(Figure collection entries)
******************************

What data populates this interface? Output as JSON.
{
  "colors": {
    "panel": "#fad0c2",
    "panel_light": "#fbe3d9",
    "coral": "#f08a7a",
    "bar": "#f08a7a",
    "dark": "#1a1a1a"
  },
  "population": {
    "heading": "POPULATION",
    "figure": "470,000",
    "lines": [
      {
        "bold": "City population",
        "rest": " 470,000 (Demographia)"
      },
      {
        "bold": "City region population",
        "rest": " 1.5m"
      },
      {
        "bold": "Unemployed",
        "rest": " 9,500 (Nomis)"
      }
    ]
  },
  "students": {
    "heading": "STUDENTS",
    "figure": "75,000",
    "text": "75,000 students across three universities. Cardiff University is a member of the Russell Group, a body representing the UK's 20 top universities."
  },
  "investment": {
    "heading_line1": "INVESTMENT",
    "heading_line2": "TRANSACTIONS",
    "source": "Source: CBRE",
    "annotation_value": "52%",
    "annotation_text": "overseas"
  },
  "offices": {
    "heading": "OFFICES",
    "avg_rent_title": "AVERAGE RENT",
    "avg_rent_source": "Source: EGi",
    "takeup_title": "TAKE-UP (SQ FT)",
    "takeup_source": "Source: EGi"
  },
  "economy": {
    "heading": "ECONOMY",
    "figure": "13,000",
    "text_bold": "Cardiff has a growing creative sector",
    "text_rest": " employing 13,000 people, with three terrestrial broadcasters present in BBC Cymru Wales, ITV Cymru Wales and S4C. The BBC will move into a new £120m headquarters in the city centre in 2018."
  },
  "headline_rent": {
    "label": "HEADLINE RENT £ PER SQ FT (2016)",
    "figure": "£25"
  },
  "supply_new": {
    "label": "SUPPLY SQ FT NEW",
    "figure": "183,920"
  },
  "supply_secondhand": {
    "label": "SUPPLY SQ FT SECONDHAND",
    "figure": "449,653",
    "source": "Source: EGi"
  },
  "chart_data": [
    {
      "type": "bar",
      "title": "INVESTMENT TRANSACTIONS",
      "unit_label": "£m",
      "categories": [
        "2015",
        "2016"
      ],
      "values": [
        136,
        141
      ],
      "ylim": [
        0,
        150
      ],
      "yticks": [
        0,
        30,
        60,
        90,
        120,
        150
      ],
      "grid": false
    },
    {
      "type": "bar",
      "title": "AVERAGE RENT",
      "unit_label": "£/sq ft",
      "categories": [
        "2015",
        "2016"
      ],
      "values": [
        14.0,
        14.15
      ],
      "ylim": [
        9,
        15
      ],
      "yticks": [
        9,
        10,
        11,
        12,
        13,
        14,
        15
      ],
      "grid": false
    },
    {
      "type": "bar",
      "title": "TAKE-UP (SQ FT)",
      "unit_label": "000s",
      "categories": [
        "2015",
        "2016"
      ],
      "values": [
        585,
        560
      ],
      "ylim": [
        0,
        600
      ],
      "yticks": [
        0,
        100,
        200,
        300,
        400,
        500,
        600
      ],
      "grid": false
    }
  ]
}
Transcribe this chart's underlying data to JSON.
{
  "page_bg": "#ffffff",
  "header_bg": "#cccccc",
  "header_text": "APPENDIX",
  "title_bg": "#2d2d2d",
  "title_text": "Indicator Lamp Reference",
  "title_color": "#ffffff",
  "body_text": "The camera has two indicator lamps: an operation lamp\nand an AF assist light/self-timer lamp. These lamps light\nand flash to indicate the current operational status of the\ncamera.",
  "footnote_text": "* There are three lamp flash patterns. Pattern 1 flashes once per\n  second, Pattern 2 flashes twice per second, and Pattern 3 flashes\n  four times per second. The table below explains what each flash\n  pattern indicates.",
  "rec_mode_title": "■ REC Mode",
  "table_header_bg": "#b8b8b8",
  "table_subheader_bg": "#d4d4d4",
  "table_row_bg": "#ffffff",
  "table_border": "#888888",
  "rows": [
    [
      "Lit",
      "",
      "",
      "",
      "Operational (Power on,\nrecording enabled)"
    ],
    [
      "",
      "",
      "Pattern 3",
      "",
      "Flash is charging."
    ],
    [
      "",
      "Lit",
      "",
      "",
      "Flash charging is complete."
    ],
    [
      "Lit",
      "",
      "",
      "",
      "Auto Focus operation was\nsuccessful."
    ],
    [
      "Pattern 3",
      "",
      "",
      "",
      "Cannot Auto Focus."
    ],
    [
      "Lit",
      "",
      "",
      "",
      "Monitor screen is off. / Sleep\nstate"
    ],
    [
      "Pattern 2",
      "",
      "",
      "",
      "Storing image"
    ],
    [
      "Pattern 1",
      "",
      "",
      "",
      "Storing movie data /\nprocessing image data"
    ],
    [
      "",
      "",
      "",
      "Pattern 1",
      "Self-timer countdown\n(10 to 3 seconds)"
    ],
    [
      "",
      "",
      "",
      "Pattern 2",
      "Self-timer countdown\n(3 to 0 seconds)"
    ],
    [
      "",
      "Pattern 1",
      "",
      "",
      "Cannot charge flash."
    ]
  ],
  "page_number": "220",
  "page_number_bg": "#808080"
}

******************************

_What to produce:_
Copy out all of the records shown above exactly.

_The response:_
What data populates this interface? Output as JSON.
{
  "colors": {
    "panel": "#fad0c2",
    "panel_light": "#fbe3d9",
    "coral": "#f08a7a",
    "bar": "#f08a7a",
    "dark": "#1a1a1a"
  },
  "population": {
    "heading": "POPULATION",
    "figure": "470,000",
    "lines": [
      {
        "bold": "City population",
        "rest": " 470,000 (Demographia)"
      },
      {
        "bold": "City region population",
        "rest": " 1.5m"
      },
      {
        "bold": "Unemployed",
        "rest": " 9,500 (Nomis)"
      }
    ]
  },
  "students": {
    "heading": "STUDENTS",
    "figure": "75,000",
    "text": "75,000 students across three universities. Cardiff University is a member of the Russell Group, a body representing the UK's 20 top universities."
  },
  "investment": {
    "heading_line1": "INVESTMENT",
    "heading_line2": "TRANSACTIONS",
    "source": "Source: CBRE",
    "annotation_value": "52%",
    "annotation_text": "overseas"
  },
  "offices": {
    "heading": "OFFICES",
    "avg_rent_title": "AVERAGE RENT",
    "avg_rent_source": "Source: EGi",
    "takeup_title": "TAKE-UP (SQ FT)",
    "takeup_source": "Source: EGi"
  },
  "economy": {
    "heading": "ECONOMY",
    "figure": "13,000",
    "text_bold": "Cardiff has a growing creative sector",
    "text_rest": " employing 13,000 people, with three terrestrial broadcasters present in BBC Cymru Wales, ITV Cymru Wales and S4C. The BBC will move into a new £120m headquarters in the city centre in 2018."
  },
  "headline_rent": {
    "label": "HEADLINE RENT £ PER SQ FT (2016)",
    "figure": "£25"
  },
  "supply_new": {
    "label": "SUPPLY SQ FT NEW",
    "figure": "183,920"
  },
  "supply_secondhand": {
    "label": "SUPPLY SQ FT SECONDHAND",
    "figure": "449,653",
    "source": "Source: EGi"
  },
  "chart_data": [
    {
      "type": "bar",
      "title": "INVESTMENT TRANSACTIONS",
      "unit_label": "£m",
      "categories": [
        "2015",
        "2016"
      ],
      "values": [
        136,
        141
      ],
      "ylim": [
        0,
        150
      ],
      "yticks": [
        0,
        30,
        60,
        90,
        120,
        150
      ],
      "grid": false
    },
    {
      "type": "bar",
      "title": "AVERAGE RENT",
      "unit_label": "£/sq ft",
      "categories": [
        "2015",
        "2016"
      ],
      "values": [
        14.0,
        14.15
      ],
      "ylim": [
        9,
        15
      ],
      "yticks": [
        9,
        10,
        11,
        12,
        13,
        14,
        15
      ],
      "grid": false
    },
    {
      "type": "bar",
      "title": "TAKE-UP (SQ FT)",
      "unit_label": "000s",
      "categories": [
        "2015",
        "2016"
      ],
      "values": [
        585,
        560
      ],
      "ylim": [
        0,
        600
      ],
      "yticks": [
        0,
        100,
        200,
        300,
        400,
        500,
        600
      ],
      "grid": false
    }
  ]
}
Transcribe this chart's underlying data to JSON.
{
  "page_bg": "#ffffff",
  "header_bg": "#cccccc",
  "header_text": "APPENDIX",
  "title_bg": "#2d2d2d",
  "title_text": "Indicator Lamp Reference",
  "title_color": "#ffffff",
  "body_text": "The camera has two indicator lamps: an operation lamp\nand an AF assist light/self-timer lamp. These lamps light\nand flash to indicate the current operational status of the\ncamera.",
  "footnote_text": "* There are three lamp flash patterns. Pattern 1 flashes once per\n  second, Pattern 2 flashes twice per second, and Pattern 3 flashes\n  four times per second. The table below explains what each flash\n  pattern indicates.",
  "rec_mode_title": "■ REC Mode",
  "table_header_bg": "#b8b8b8",
  "table_subheader_bg": "#d4d4d4",
  "table_row_bg": "#ffffff",
  "table_border": "#888888",
  "rows": [
    [
      "Lit",
      "",
      "",
      "",
      "Operational (Power on,\nrecording enabled)"
    ],
    [
      "",
      "",
      "Pattern 3",
      "",
      "Flash is charging."
    ],
    [
      "",
      "Lit",
      "",
      "",
      "Flash charging is complete."
    ],
    [
      "Lit",
      "",
      "",
      "",
      "Auto Focus operation was\nsuccessful."
    ],
    [
      "Pattern 3",
      "",
      "",
      "",
      "Cannot Auto Focus."
    ],
    [
      "Lit",
      "",
      "",
      "",
      "Monitor screen is off. / Sleep\nstate"
    ],
    [
      "Pattern 2",
      "",
      "",
      "",
      "Storing image"
    ],
    [
      "Pattern 1",
      "",
      "",
      "",
      "Storing movie data /\nprocessing image data"
    ],
    [
      "",
      "",
      "",
      "Pattern 1",
      "Self-timer countdown\n(10 to 3 seconds)"
    ],
    [
      "",
      "",
      "",
      "Pattern 2",
      "Self-timer countdown\n(3 to 0 seconds)"
    ],
    [
      "",
      "Pattern 1",
      "",
      "",
      "Cannot charge flash."
    ]
  ],
  "page_number": "220",
  "page_number_bg": "#808080"
}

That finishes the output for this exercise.